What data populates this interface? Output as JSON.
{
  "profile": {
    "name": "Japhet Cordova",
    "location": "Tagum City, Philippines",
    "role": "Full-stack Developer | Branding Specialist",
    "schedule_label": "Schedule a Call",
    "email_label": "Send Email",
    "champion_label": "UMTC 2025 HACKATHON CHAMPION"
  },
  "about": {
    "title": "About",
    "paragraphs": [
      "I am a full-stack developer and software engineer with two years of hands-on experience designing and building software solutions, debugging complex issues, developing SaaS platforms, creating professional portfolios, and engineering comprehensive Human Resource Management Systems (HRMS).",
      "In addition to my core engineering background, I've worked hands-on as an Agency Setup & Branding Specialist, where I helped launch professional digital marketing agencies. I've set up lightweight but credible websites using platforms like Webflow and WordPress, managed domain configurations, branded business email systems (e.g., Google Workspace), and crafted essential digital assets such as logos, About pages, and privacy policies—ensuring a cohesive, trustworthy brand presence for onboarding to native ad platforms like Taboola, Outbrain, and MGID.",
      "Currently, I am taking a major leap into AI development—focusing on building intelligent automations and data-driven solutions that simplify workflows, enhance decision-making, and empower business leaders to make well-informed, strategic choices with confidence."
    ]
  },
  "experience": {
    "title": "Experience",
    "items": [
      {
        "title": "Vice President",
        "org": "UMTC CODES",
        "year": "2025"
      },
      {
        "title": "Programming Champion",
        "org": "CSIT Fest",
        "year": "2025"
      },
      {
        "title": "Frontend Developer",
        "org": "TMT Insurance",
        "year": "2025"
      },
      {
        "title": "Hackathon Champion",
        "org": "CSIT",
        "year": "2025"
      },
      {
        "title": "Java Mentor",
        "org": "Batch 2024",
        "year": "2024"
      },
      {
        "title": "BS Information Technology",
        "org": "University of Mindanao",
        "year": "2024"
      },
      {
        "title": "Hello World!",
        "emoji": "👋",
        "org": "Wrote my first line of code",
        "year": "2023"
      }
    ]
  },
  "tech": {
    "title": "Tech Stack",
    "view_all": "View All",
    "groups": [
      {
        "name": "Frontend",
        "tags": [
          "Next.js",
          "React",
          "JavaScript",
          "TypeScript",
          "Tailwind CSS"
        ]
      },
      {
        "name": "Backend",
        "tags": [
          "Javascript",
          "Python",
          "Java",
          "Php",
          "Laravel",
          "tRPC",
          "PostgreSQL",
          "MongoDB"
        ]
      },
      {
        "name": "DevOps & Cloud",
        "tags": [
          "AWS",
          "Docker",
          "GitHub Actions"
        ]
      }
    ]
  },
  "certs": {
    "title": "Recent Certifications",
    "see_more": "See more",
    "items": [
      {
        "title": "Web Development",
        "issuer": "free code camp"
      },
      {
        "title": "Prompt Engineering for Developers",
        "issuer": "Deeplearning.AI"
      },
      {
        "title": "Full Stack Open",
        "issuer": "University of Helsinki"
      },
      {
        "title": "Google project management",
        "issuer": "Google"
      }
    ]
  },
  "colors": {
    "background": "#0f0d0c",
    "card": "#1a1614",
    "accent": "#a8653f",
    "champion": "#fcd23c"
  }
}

- - -

GIVEN INSTRUCTION: Extract all lines of the records above that include "UMTC".

SOLUTION:
    "champion_label": "UMTC 2025 HACKATHON CHAMPION"
        "org": "UMTC CODES",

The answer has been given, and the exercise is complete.